§ **GOAL OF THE EXERCISE**:
Pull out every line of the listing below where "feedback" appears.

§ **SOURCE RECORDS**:
⁂

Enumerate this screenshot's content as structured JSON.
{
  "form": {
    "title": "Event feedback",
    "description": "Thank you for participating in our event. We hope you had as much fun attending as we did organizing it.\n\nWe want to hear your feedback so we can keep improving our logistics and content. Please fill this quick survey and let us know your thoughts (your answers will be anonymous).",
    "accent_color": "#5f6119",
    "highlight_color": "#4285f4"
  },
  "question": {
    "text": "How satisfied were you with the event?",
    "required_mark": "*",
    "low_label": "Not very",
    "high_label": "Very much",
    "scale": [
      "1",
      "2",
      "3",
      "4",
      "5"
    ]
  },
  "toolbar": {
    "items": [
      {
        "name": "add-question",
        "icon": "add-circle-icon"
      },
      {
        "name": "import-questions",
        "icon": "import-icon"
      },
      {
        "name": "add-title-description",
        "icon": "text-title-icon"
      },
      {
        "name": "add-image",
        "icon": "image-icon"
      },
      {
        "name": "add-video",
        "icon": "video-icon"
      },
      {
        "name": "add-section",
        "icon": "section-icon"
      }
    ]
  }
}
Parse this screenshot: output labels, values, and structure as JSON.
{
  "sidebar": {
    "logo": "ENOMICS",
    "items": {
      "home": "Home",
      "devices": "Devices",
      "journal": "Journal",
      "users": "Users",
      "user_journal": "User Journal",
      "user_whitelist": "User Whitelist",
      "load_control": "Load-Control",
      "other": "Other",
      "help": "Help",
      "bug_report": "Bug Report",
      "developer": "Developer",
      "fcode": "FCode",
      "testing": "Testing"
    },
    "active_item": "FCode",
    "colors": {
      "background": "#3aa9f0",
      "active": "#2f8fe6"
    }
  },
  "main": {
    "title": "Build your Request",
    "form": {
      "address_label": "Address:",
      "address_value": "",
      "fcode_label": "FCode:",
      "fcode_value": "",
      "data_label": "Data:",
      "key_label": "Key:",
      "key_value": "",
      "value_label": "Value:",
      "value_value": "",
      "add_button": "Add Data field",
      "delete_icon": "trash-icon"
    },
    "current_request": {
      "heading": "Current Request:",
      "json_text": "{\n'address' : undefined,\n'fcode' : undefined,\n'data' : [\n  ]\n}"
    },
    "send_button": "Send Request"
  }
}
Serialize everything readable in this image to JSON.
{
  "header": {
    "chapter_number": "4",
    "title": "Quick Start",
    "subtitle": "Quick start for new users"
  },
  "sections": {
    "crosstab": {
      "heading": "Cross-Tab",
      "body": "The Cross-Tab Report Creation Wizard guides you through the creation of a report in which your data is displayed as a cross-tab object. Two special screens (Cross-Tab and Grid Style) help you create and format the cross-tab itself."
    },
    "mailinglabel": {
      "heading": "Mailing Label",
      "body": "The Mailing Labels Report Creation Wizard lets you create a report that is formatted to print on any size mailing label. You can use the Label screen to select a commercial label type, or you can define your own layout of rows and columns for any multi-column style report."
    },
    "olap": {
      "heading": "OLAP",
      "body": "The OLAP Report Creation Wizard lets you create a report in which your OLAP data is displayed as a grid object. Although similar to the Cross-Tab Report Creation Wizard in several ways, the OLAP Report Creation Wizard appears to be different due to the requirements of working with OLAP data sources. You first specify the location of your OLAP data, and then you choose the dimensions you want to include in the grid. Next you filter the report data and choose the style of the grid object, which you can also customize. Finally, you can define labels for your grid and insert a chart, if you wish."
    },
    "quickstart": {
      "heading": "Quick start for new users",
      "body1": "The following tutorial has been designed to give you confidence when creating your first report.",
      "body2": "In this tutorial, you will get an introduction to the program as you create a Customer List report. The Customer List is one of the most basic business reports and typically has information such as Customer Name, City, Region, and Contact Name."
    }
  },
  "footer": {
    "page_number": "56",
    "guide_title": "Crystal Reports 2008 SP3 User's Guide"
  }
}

⁂

§ **RESPONSE TO THE EXERCISE**:
    "title": "Event feedback",
    "description": "Thank you for participating in our event. We hope you had as much fun attending as we did organizing it.\n\nWe want to hear your feedback so we can keep improving our logistics and content. Please fill this quick survey and let us know your thoughts (your answers will be anonymous).",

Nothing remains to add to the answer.